• Objective: What is the number of lines holding the word "stars"? Give that number alone.

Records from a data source

[Start]

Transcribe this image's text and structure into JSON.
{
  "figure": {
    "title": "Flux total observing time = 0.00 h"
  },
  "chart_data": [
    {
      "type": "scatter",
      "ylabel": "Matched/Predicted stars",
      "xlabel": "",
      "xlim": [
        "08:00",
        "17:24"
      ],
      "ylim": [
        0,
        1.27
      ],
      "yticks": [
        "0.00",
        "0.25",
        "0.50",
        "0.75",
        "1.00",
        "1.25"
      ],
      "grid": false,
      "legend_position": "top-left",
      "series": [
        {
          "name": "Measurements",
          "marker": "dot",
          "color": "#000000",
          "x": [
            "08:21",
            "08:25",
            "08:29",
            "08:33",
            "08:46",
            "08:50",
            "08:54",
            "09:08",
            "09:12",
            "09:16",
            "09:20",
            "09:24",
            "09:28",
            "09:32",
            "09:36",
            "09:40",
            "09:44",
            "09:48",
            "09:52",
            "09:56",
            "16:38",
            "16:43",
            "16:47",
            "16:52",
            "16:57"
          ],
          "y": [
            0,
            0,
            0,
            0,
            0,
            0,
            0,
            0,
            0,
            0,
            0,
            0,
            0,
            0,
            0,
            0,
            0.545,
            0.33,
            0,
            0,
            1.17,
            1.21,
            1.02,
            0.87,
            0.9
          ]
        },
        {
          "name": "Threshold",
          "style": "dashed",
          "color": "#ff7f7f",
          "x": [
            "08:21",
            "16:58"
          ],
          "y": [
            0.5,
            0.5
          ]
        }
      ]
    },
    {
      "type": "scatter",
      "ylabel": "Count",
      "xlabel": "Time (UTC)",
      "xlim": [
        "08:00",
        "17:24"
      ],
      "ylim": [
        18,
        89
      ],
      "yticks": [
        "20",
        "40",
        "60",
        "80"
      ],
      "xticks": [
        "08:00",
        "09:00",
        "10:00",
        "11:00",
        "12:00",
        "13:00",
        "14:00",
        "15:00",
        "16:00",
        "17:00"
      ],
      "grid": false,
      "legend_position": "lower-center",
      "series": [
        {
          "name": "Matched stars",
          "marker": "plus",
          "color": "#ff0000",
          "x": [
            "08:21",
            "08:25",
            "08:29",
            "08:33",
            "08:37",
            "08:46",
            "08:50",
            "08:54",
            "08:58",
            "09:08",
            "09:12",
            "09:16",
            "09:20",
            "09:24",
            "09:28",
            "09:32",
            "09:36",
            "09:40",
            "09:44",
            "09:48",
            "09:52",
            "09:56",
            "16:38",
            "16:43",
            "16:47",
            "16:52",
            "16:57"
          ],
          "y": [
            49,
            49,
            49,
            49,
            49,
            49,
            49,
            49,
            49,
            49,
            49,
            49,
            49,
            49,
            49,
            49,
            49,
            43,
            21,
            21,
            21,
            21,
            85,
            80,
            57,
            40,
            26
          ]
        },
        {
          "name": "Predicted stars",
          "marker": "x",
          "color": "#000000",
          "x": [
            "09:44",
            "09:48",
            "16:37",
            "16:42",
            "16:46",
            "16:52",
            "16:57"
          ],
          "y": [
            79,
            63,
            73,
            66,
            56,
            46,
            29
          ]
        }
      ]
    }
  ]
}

[End]

• Written response: 3